**THE REQUEST:** Repeat the following lines exactly and nothing else: the line containing "Type out the text in this image." and each line after it through the end of the listing.

**MATERIAL SHOWN:**

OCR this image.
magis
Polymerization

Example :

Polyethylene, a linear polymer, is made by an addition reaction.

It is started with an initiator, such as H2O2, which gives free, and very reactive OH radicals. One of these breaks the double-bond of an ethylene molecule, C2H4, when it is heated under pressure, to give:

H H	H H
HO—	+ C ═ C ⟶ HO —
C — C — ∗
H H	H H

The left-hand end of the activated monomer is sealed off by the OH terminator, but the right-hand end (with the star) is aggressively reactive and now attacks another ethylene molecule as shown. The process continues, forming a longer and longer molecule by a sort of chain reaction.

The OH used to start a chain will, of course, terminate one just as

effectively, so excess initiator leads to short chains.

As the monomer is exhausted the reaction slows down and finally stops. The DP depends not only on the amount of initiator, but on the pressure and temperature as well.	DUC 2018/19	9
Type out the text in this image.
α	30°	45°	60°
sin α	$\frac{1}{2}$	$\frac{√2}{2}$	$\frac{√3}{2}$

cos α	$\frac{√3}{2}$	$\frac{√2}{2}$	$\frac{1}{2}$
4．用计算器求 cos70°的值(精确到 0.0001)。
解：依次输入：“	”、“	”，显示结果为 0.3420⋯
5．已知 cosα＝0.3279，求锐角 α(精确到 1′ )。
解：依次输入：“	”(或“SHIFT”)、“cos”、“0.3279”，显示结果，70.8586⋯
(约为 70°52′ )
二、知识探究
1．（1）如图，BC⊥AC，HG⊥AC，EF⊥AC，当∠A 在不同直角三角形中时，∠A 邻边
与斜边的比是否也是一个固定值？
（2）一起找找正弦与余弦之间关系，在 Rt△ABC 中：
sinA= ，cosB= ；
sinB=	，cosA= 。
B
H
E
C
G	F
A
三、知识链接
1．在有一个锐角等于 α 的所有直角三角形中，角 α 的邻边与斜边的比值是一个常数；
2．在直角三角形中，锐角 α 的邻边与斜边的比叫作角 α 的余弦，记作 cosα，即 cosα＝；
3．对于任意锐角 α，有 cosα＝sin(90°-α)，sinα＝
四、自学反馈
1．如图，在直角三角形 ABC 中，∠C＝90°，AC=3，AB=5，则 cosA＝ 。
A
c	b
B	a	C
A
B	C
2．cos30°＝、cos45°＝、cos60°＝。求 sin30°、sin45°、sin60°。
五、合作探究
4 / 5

**WRITTEN ANSWER:**
Type out the text in this image.
α	30°	45°	60°
sin α	$\frac{1}{2}$	$\frac{√2}{2}$	$\frac{√3}{2}$

cos α	$\frac{√3}{2}$	$\frac{√2}{2}$	$\frac{1}{2}$
4．用计算器求 cos70°的值(精确到 0.0001)。
解：依次输入：“	”、“	”，显示结果为 0.3420⋯
5．已知 cosα＝0.3279，求锐角 α(精确到 1′ )。
解：依次输入：“	”(或“SHIFT”)、“cos”、“0.3279”，显示结果，70.8586⋯
(约为 70°52′ )
二、知识探究
1．（1）如图，BC⊥AC，HG⊥AC，EF⊥AC，当∠A 在不同直角三角形中时，∠A 邻边
与斜边的比是否也是一个固定值？
（2）一起找找正弦与余弦之间关系，在 Rt△ABC 中：
sinA= ，cosB= ；
sinB=	，cosA= 。
B
H
E
C
G	F
A
三、知识链接
1．在有一个锐角等于 α 的所有直角三角形中，角 α 的邻边与斜边的比值是一个常数；
2．在直角三角形中，锐角 α 的邻边与斜边的比叫作角 α 的余弦，记作 cosα，即 cosα＝；
3．对于任意锐角 α，有 cosα＝sin(90°-α)，sinα＝
四、自学反馈
1．如图，在直角三角形 ABC 中，∠C＝90°，AC=3，AB=5，则 cosA＝ 。
A
c	b
B	a	C
A
B	C
2．cos30°＝、cos45°＝、cos60°＝。求 sin30°、sin45°、sin60°。
五、合作探究
4 / 5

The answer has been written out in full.